• **WHAT YOU HAVE TO DO**
Pick out every line holding the string "this" and copy it.

• **THE RECORDS**
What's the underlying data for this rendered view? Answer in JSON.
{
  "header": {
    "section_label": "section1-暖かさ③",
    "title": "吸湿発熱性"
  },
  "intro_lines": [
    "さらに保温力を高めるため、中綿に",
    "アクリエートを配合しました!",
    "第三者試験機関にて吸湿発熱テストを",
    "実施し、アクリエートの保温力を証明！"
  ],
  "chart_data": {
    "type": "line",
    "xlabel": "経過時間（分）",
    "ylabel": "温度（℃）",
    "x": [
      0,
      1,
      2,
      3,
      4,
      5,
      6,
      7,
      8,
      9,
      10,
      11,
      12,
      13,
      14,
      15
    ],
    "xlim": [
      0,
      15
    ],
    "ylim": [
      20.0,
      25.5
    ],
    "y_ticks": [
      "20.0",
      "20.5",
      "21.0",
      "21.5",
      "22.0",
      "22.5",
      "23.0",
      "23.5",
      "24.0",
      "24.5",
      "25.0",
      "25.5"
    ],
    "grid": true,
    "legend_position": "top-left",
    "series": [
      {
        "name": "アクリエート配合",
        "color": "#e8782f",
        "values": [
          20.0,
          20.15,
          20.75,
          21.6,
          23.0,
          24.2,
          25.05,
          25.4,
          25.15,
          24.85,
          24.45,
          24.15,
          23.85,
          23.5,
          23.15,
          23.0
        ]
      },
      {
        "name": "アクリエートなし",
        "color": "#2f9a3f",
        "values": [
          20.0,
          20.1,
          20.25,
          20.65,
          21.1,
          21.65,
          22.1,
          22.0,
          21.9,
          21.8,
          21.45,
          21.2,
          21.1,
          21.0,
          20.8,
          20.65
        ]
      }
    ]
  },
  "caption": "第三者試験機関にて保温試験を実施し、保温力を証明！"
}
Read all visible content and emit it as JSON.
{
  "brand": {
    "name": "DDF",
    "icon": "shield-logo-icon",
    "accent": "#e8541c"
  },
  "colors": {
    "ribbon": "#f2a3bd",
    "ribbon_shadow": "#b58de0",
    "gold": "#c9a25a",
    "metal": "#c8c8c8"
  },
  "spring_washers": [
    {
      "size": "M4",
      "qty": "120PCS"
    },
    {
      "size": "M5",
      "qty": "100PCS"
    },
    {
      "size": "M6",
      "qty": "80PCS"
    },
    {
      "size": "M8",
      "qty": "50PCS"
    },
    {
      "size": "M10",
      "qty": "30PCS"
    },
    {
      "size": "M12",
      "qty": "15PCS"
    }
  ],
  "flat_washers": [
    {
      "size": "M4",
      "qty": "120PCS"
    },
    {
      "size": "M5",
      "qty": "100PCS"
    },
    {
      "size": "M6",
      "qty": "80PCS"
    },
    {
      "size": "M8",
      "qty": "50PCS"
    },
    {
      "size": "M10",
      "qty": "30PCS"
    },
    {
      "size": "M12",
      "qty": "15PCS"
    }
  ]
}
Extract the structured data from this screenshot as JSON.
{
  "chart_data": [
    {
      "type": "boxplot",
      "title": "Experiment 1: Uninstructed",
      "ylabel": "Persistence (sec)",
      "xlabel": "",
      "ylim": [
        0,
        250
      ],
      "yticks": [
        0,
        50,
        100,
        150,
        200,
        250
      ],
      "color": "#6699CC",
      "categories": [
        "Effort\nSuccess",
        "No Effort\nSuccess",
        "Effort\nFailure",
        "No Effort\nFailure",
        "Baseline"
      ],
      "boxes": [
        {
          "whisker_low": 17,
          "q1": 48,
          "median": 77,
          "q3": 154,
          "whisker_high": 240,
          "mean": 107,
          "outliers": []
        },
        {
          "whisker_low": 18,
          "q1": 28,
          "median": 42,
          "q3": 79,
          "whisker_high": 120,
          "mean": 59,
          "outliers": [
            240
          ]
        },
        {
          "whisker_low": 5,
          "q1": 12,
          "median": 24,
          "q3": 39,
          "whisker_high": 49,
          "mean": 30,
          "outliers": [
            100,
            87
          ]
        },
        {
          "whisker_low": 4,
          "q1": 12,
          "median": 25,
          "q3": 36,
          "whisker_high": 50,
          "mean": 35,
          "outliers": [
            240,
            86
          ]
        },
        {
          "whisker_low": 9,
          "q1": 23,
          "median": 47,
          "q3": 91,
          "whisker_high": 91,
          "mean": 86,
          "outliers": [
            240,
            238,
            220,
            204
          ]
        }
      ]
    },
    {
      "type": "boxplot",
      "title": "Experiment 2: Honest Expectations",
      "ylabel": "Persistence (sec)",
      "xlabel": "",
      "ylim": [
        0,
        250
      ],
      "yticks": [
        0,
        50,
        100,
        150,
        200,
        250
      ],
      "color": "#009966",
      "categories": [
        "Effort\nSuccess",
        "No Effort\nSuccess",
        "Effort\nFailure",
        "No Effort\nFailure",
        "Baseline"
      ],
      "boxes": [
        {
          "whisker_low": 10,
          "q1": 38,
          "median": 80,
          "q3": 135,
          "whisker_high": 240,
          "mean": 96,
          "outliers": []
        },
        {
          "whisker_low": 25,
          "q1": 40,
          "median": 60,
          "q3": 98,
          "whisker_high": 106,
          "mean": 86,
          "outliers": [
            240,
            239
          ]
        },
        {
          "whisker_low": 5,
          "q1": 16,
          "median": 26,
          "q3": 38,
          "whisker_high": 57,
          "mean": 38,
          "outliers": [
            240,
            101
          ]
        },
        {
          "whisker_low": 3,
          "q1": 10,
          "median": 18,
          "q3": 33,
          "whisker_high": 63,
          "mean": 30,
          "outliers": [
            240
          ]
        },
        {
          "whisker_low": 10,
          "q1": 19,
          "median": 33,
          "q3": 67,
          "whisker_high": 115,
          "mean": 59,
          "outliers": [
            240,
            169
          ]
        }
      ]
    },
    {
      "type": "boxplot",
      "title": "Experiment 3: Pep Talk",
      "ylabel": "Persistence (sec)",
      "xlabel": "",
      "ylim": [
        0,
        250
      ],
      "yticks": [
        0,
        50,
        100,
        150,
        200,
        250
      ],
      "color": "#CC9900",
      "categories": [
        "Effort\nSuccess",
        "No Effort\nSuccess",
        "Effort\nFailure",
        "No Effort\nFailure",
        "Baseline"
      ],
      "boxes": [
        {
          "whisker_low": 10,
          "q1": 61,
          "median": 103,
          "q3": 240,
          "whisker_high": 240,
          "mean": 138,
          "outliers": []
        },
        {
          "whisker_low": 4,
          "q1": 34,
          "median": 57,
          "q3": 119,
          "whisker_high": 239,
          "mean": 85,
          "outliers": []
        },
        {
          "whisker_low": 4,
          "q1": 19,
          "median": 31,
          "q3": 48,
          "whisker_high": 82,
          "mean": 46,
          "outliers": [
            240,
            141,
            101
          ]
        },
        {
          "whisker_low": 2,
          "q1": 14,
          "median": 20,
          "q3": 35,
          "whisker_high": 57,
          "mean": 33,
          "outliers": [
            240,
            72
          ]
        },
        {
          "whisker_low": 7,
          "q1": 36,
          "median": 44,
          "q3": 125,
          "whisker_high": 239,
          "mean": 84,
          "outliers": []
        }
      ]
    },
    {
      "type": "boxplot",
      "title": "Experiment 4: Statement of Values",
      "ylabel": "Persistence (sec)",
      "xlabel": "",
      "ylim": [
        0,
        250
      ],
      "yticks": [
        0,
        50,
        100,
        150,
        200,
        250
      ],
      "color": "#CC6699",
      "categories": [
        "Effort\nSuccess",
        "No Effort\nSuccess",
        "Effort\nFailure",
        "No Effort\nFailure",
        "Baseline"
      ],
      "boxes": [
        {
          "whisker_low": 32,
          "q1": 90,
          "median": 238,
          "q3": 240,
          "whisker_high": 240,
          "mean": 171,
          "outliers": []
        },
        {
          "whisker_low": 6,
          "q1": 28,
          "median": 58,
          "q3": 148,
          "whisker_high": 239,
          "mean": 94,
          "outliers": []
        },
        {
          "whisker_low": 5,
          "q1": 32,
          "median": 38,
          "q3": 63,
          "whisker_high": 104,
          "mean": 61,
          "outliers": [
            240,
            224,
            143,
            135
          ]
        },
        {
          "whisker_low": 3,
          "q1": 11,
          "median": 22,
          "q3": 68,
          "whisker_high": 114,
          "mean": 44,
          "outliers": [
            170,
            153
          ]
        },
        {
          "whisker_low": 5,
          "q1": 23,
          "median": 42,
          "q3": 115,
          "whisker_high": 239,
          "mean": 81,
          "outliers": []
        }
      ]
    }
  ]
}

• **PROBLEM SOLUTION**
What's the underlying data for this rendered view? Answer in JSON.
Extract the structured data from this screenshot as JSON.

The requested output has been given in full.